Job. Copy the stretch of items from the line containing "Patent image size: (740, 503)." through the line containing "The client 114 is at (608, 365).", both included, without changing anything.

Data entries
========

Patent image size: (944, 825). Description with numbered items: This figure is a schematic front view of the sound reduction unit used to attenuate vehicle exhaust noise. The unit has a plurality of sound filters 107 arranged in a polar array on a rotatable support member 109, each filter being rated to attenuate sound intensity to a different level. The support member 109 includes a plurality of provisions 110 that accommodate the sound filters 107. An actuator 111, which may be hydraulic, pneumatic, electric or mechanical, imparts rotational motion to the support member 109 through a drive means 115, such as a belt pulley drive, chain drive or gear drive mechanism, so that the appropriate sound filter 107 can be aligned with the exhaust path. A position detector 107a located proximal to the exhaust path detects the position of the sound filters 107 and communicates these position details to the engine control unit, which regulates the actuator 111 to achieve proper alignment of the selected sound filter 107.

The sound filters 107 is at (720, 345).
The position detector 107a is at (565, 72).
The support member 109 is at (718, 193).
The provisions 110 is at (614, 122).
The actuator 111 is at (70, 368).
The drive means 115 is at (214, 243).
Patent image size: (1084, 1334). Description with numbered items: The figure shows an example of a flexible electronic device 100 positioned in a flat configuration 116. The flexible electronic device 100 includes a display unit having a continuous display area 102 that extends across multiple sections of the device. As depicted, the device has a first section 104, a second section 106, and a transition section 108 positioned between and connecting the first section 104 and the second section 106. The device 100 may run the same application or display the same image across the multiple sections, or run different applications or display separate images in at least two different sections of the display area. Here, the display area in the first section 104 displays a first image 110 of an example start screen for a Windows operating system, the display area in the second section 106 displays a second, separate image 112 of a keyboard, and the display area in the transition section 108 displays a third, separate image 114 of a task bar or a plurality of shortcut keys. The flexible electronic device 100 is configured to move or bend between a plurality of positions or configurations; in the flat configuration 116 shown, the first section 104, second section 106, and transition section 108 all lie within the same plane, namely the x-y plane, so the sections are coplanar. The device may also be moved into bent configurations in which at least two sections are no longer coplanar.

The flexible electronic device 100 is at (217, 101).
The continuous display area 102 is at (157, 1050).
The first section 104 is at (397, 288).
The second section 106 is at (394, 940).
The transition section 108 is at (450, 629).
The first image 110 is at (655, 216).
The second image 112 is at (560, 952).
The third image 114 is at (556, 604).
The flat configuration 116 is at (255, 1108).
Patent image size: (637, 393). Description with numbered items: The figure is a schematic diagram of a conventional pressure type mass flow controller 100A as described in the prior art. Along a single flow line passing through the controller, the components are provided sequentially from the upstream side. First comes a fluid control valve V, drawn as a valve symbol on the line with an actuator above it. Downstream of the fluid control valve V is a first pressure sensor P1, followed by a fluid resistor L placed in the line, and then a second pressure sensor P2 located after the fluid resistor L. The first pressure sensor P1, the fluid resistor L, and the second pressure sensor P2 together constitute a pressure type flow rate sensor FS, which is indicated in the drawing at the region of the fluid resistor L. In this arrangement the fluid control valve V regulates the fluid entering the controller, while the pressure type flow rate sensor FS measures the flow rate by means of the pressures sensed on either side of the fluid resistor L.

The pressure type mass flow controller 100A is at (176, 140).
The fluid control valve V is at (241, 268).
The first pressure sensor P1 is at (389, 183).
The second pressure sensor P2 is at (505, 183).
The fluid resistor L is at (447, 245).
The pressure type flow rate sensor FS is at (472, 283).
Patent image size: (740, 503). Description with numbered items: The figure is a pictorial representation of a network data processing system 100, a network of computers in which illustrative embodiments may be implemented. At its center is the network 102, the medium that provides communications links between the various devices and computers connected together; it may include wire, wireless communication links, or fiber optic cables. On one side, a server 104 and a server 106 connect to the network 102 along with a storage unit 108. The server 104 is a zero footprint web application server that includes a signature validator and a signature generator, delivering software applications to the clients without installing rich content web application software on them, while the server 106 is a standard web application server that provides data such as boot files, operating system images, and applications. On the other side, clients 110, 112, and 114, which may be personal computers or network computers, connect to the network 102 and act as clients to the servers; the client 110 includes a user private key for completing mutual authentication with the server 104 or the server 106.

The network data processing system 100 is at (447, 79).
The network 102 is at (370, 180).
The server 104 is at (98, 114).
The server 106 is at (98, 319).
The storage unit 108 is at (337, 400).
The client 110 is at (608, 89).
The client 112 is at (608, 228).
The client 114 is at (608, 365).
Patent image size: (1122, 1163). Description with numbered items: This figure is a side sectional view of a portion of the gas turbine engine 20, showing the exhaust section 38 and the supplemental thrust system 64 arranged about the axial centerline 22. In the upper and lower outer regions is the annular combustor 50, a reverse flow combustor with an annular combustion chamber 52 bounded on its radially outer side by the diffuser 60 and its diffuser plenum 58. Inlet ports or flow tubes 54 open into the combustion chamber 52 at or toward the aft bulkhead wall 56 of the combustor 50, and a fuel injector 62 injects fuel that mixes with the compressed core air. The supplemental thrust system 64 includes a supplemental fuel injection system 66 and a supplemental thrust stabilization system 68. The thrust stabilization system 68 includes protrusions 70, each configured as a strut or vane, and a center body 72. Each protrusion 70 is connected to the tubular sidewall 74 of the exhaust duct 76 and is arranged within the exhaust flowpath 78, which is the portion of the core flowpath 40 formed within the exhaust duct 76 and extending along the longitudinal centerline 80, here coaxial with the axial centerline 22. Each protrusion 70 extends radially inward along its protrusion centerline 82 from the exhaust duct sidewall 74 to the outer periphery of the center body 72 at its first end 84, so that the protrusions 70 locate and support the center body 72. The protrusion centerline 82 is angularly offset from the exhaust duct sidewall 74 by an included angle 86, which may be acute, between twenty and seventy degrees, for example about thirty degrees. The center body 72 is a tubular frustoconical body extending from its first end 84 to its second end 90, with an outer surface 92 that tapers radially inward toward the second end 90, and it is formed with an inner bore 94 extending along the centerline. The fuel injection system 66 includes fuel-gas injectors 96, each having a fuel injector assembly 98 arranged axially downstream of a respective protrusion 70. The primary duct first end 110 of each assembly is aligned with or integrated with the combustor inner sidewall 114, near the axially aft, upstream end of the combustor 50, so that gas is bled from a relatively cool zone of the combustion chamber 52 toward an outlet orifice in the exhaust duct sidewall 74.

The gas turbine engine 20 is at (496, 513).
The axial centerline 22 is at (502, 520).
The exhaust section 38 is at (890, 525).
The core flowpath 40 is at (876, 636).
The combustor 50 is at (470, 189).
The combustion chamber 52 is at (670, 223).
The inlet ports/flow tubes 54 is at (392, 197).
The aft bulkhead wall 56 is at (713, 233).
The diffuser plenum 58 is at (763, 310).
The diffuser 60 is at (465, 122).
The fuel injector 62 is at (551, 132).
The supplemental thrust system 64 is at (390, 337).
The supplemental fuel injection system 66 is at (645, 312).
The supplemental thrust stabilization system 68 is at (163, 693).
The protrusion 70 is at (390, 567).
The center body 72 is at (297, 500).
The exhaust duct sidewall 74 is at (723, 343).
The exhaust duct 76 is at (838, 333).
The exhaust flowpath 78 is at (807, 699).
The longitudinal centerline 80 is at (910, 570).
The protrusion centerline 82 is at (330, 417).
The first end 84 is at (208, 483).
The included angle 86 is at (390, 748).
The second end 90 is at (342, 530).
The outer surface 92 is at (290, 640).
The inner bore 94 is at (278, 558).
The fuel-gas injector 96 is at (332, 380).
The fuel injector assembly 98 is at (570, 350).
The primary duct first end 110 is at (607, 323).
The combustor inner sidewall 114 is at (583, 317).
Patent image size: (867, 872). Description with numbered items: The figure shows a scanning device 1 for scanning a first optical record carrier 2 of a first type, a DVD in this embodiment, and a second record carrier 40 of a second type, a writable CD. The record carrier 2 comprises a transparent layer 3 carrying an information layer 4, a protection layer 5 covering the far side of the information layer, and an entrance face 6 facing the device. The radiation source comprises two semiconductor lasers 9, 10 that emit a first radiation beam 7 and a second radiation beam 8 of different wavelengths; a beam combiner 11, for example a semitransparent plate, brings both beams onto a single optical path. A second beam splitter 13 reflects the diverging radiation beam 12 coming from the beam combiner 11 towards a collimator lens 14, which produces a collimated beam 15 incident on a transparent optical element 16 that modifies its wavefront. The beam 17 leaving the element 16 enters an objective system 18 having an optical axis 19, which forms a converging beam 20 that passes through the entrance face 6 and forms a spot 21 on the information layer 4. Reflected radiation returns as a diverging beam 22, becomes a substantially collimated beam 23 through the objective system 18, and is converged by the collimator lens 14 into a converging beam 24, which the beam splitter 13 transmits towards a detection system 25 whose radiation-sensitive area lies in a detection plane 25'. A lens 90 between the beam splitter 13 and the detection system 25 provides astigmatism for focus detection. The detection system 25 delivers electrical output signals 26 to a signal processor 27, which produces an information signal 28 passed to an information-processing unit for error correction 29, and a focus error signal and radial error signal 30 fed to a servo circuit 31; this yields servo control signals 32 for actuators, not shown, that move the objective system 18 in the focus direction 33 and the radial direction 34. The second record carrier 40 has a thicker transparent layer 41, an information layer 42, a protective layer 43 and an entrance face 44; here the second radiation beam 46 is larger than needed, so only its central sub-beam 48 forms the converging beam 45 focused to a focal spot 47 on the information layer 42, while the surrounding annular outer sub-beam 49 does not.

========

Exercise output.
Patent image size: (740, 503). Description with numbered items: The figure is a pictorial representation of a network data processing system 100, a network of computers in which illustrative embodiments may be implemented. At its center is the network 102, the medium that provides communications links between the various devices and computers connected together; it may include wire, wireless communication links, or fiber optic cables. On one side, a server 104 and a server 106 connect to the network 102 along with a storage unit 108. The server 104 is a zero footprint web application server that includes a signature validator and a signature generator, delivering software applications to the clients without installing rich content web application software on them, while the server 106 is a standard web application server that provides data such as boot files, operating system images, and applications. On the other side, clients 110, 112, and 114, which may be personal computers or network computers, connect to the network 102 and act as clients to the servers; the client 110 includes a user private key for completing mutual authentication with the server 104 or the server 106.

The network data processing system 100 is at (447, 79).
The network 102 is at (370, 180).
The server 104 is at (98, 114).
The server 106 is at (98, 319).
The storage unit 108 is at (337, 400).
The client 110 is at (608, 89).
The client 112 is at (608, 228).
The client 114 is at (608, 365).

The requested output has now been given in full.